[SET EXERCISE] Go through the listing and pick out each line with the word "HUARAL" in it.

Entries taken from a collection:
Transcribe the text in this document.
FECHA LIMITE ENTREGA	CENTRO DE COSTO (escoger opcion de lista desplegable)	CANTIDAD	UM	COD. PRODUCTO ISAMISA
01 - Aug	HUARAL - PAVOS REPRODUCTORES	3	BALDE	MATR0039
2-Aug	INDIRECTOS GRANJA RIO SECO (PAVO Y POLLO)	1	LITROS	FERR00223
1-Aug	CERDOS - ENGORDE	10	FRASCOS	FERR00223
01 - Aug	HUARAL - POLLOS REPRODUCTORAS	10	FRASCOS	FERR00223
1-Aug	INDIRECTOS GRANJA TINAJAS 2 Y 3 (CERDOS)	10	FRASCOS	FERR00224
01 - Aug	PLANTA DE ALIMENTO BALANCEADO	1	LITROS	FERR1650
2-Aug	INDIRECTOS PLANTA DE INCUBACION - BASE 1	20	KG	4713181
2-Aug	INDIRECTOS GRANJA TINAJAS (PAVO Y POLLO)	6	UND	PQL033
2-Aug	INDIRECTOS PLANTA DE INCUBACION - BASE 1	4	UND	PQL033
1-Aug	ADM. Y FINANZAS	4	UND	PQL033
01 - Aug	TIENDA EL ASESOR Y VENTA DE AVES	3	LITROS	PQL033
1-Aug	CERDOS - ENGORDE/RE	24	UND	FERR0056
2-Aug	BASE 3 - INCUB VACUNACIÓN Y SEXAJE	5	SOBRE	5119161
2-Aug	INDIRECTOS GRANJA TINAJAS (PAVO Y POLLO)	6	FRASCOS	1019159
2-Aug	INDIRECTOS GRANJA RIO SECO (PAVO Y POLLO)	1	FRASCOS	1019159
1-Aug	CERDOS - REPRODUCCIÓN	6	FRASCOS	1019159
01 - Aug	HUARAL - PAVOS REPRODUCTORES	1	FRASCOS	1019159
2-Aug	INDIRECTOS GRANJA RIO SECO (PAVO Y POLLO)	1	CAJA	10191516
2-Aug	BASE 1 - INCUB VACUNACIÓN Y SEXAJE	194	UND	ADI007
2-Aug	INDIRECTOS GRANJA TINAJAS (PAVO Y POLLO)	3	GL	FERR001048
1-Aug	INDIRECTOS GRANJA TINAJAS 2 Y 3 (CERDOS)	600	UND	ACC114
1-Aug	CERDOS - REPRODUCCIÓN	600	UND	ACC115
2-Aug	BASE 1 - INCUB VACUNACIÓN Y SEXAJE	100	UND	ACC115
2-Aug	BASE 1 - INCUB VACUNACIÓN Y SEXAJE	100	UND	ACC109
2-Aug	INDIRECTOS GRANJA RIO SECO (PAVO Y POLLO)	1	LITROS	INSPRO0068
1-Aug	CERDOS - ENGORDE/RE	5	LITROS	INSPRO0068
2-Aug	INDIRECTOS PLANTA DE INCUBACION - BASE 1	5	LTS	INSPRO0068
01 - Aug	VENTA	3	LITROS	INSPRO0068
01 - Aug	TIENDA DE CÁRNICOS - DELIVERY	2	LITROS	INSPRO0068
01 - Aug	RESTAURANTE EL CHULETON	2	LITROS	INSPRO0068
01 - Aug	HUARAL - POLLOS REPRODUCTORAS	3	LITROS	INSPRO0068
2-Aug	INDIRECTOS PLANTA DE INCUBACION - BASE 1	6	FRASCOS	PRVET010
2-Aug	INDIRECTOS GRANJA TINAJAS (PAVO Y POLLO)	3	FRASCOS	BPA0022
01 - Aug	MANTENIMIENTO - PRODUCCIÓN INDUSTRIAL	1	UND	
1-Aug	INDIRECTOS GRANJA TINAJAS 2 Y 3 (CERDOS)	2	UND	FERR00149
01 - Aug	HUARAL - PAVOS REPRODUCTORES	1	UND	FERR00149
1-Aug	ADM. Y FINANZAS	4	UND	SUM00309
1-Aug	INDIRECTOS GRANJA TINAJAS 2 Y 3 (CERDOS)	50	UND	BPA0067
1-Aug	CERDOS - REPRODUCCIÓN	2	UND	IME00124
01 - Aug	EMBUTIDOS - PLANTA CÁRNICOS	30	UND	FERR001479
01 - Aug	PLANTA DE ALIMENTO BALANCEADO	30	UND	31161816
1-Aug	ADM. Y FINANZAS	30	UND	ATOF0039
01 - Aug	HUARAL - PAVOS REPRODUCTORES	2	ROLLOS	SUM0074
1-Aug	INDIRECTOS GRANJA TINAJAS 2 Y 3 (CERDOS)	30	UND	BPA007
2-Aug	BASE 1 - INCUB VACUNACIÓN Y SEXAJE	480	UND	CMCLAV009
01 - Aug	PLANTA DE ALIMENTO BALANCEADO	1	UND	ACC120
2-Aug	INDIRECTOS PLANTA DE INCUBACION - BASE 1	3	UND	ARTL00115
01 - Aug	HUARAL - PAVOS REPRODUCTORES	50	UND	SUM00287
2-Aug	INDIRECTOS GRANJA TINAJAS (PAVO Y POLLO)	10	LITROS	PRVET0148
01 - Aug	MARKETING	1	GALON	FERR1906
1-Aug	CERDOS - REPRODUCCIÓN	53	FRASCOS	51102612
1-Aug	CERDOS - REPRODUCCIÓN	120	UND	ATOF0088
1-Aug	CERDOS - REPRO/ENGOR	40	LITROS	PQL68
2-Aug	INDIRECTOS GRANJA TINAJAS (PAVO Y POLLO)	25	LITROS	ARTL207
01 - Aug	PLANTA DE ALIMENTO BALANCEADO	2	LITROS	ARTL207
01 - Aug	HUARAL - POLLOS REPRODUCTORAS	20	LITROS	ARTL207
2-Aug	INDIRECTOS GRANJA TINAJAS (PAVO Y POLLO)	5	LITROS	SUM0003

[ANSWER BELOW]
01 - Aug	HUARAL - PAVOS REPRODUCTORES	3	BALDE	MATR0039
01 - Aug	HUARAL - POLLOS REPRODUCTORAS	10	FRASCOS	FERR00223
01 - Aug	HUARAL - PAVOS REPRODUCTORES	1	FRASCOS	1019159
01 - Aug	HUARAL - POLLOS REPRODUCTORAS	3	LITROS	INSPRO0068
01 - Aug	HUARAL - PAVOS REPRODUCTORES	1	UND	FERR00149
01 - Aug	HUARAL - PAVOS REPRODUCTORES	2	ROLLOS	SUM0074
01 - Aug	HUARAL - PAVOS REPRODUCTORES	50	UND	SUM00287
01 - Aug	HUARAL - POLLOS REPRODUCTORAS	20	LITROS	ARTL207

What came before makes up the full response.